* [Task description]:
Give the data again exactly as written, skipping any pictures.
----------
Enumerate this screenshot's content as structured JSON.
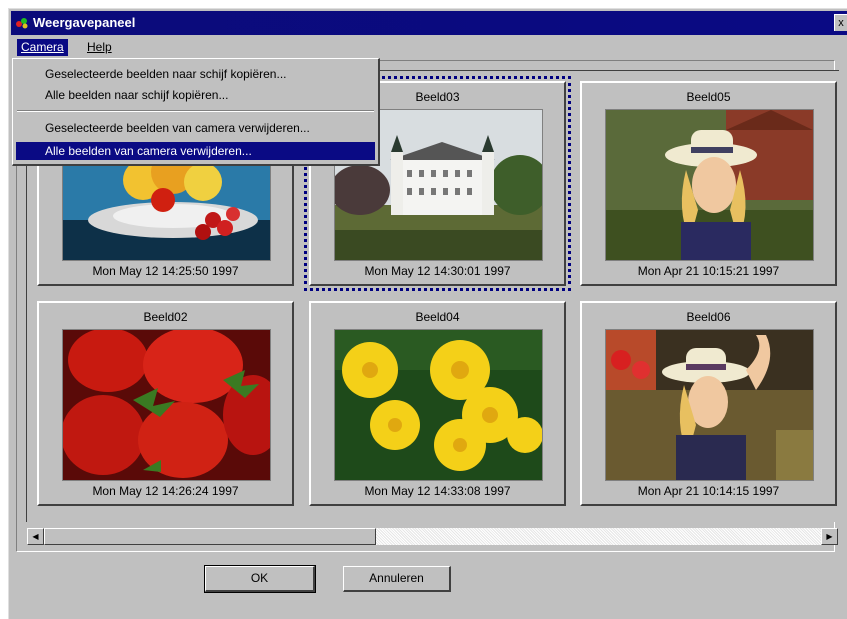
{
  "window": {
    "title": "Weergavepaneel",
    "close_glyph": "x"
  },
  "menu": [
    {
      "label": "Camera",
      "active": true
    },
    {
      "label": "Help",
      "active": false
    }
  ],
  "dropdown": {
    "items": [
      "Geselecteerde beelden naar schijf kopiëren...",
      "Alle beelden naar schijf kopiëren...",
      "Geselecteerde beelden van camera verwijderen...",
      "Alle beelden van camera verwijderen..."
    ],
    "highlighted_index": 3
  },
  "tiles": [
    {
      "name": "",
      "date": "Mon May 12 14:25:50 1997",
      "selected": false,
      "image": "fruit bowl"
    },
    {
      "name": "Beeld03",
      "date": "Mon May 12 14:30:01 1997",
      "selected": true,
      "image": "white castle"
    },
    {
      "name": "Beeld05",
      "date": "Mon Apr 21 10:15:21 1997",
      "selected": false,
      "image": "woman in hat"
    },
    {
      "name": "Beeld02",
      "date": "Mon May 12 14:26:24 1997",
      "selected": false,
      "image": "strawberries"
    },
    {
      "name": "Beeld04",
      "date": "Mon May 12 14:33:08 1997",
      "selected": false,
      "image": "yellow flowers"
    },
    {
      "name": "Beeld06",
      "date": "Mon Apr 21 10:14:15 1997",
      "selected": false,
      "image": "woman in hat arm raised"
    }
  ],
  "scrollbar": {
    "left_arrow": "◀",
    "right_arrow": "▶"
  },
  "buttons": {
    "ok": "OK",
    "cancel": "Annuleren"
  },
  "colors": {
    "titlebar": "#0a0a84",
    "face": "#c0c0c0",
    "highlight": "#0a0a84"
  }
}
----------
* [Worked answer]:
Enumerate this screenshot's content as structured JSON.
{
  "window": {
    "title": "Weergavepaneel",
    "close_glyph": "x"
  },
  "menu": [
    {
      "label": "Camera",
      "active": true
    },
    {
      "label": "Help",
      "active": false
    }
  ],
  "dropdown": {
    "items": [
      "Geselecteerde beelden naar schijf kopiëren...",
      "Alle beelden naar schijf kopiëren...",
      "Geselecteerde beelden van camera verwijderen...",
      "Alle beelden van camera verwijderen..."
    ],
    "highlighted_index": 3
  },
  "tiles": [
    {
      "name": "",
      "date": "Mon May 12 14:25:50 1997",
      "selected": false,
      "image": "fruit bowl"
    },
    {
      "name": "Beeld03",
      "date": "Mon May 12 14:30:01 1997",
      "selected": true,
      "image": "white castle"
    },
    {
      "name": "Beeld05",
      "date": "Mon Apr 21 10:15:21 1997",
      "selected": false,
      "image": "woman in hat"
    },
    {
      "name": "Beeld02",
      "date": "Mon May 12 14:26:24 1997",
      "selected": false,
      "image": "strawberries"
    },
    {
      "name": "Beeld04",
      "date": "Mon May 12 14:33:08 1997",
      "selected": false,
      "image": "yellow flowers"
    },
    {
      "name": "Beeld06",
      "date": "Mon Apr 21 10:14:15 1997",
      "selected": false,
      "image": "woman in hat arm raised"
    }
  ],
  "scrollbar": {
    "left_arrow": "◀",
    "right_arrow": "▶"
  },
  "buttons": {
    "ok": "OK",
    "cancel": "Annuleren"
  },
  "colors": {
    "titlebar": "#0a0a84",
    "face": "#c0c0c0",
    "highlight": "#0a0a84"
  }
}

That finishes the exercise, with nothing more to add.